Challenge
Copy each line that contains the string "grafico".

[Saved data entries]

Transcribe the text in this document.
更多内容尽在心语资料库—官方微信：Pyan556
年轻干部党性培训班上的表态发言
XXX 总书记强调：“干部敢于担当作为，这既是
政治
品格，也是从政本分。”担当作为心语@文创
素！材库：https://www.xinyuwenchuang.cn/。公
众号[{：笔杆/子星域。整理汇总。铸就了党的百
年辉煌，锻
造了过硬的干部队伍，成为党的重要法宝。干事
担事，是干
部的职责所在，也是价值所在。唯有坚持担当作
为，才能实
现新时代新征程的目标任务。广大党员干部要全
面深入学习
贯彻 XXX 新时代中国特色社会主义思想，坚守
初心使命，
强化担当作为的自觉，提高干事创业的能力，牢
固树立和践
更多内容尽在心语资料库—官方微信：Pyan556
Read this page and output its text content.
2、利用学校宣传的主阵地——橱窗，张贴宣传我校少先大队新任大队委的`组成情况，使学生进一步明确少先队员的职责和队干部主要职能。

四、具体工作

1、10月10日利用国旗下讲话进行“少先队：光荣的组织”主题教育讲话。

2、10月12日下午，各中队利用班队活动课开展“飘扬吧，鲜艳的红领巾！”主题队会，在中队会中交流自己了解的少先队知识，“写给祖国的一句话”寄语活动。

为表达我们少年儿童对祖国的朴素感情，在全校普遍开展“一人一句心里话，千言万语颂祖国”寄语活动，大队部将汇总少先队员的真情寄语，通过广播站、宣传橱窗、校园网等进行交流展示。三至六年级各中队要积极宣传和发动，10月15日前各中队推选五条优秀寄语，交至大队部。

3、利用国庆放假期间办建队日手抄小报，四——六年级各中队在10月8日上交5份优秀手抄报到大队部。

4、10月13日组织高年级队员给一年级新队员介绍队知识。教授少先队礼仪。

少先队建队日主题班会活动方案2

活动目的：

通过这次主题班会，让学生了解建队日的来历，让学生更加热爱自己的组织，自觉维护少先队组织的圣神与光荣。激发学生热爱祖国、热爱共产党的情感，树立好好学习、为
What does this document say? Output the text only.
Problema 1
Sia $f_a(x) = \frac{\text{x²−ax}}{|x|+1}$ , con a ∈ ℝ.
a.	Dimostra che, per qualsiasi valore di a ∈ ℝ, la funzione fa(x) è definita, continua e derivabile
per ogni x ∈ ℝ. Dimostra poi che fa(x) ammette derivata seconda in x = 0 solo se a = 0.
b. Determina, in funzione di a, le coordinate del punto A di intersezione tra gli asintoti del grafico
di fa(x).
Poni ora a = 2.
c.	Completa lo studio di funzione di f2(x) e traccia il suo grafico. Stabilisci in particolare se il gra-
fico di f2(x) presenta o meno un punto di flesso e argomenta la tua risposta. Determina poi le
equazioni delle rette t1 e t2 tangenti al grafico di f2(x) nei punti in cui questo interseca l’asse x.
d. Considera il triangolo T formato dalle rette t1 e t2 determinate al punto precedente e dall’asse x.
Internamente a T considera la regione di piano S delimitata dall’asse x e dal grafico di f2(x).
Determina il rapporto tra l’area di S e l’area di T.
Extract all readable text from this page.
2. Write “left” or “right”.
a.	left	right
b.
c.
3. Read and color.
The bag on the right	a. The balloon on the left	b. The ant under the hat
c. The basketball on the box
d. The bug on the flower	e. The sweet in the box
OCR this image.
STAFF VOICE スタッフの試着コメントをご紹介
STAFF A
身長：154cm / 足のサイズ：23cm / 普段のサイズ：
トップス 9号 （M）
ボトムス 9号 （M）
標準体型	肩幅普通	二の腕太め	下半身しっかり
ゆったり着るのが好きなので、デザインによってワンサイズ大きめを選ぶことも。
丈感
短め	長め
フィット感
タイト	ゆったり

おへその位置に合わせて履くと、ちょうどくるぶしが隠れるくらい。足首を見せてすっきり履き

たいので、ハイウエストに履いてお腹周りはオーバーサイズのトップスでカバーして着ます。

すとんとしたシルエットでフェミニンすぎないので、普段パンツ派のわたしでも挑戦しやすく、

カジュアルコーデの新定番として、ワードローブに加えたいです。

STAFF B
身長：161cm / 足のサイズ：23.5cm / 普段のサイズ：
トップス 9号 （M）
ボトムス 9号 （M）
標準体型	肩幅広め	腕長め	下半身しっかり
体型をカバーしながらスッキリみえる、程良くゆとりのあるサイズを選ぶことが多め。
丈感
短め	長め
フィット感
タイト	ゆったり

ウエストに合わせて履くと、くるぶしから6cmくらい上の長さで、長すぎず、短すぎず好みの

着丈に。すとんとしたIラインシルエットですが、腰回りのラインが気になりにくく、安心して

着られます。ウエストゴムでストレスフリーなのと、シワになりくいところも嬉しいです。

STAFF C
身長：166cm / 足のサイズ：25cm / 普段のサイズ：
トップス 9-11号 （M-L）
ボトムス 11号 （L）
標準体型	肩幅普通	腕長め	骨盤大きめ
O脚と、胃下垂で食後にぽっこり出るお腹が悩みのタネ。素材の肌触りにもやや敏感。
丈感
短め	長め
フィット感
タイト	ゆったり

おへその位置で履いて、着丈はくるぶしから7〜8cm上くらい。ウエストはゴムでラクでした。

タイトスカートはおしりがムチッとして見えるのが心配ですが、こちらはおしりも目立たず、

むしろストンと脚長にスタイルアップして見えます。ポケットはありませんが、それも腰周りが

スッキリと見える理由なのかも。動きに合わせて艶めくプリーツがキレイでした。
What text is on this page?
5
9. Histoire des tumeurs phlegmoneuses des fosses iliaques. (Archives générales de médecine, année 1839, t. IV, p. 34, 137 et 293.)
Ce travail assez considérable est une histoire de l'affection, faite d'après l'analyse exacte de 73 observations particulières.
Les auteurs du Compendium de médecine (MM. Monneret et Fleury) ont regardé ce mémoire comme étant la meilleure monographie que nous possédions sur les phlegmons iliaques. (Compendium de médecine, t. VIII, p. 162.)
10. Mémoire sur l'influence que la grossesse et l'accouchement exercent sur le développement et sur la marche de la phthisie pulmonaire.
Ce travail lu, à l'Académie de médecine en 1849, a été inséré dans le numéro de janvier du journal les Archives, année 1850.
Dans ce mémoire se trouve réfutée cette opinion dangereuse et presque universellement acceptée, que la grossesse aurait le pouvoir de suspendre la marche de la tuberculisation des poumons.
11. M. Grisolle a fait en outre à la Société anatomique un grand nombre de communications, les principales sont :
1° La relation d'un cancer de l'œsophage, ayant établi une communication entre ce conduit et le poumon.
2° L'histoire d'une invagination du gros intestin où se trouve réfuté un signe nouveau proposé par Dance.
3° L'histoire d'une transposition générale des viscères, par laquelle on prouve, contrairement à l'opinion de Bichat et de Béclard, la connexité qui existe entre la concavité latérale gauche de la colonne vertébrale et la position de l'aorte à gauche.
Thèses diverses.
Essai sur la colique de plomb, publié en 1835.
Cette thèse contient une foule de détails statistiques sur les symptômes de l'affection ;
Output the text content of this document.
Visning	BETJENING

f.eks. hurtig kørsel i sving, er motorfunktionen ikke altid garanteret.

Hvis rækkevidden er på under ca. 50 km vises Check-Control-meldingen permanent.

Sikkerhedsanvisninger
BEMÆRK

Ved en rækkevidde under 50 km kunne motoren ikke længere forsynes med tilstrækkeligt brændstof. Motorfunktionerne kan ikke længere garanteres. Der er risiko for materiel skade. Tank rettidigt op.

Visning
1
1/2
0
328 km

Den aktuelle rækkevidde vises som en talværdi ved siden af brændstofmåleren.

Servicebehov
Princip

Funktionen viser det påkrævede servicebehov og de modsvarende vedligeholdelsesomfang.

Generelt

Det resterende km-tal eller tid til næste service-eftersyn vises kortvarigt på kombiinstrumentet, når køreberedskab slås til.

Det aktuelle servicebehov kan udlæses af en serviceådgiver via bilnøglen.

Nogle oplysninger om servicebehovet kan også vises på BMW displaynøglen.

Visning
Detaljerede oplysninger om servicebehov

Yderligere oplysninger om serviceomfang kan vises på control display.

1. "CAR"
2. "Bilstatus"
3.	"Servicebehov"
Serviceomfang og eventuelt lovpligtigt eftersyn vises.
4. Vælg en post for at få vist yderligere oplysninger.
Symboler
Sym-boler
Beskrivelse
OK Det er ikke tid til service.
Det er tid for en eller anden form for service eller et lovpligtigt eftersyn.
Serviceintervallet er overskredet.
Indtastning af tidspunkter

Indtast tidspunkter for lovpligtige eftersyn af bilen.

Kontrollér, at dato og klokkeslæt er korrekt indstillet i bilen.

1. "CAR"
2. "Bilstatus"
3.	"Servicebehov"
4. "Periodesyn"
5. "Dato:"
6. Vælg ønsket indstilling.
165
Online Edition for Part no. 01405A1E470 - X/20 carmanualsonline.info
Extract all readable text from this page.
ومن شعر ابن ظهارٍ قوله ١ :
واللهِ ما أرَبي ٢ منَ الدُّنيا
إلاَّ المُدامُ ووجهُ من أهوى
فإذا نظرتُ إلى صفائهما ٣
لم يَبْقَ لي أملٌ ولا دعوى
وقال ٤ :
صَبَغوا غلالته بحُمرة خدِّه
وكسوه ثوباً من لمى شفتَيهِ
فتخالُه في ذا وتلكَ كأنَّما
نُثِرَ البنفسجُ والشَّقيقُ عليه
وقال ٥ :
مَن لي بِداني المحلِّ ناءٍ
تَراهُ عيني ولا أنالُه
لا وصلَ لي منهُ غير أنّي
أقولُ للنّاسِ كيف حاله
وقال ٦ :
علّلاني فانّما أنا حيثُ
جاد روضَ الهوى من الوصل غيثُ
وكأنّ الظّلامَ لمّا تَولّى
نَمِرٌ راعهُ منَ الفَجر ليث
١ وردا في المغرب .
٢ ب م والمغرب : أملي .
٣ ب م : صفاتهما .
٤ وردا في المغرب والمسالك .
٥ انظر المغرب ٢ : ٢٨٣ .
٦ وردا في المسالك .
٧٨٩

Answer for this exercise
b. Determina, in funzione di a, le coordinate del punto A di intersezione tra gli asintoti del grafico
c.	Completa lo studio di funzione di f2(x) e traccia il suo grafico. Stabilisci in particolare se il gra-
equazioni delle rette t1 e t2 tangenti al grafico di f2(x) nei punti in cui questo interseca l’asse x.
Internamente a T considera la regione di piano S delimitata dall’asse x e dal grafico di f2(x).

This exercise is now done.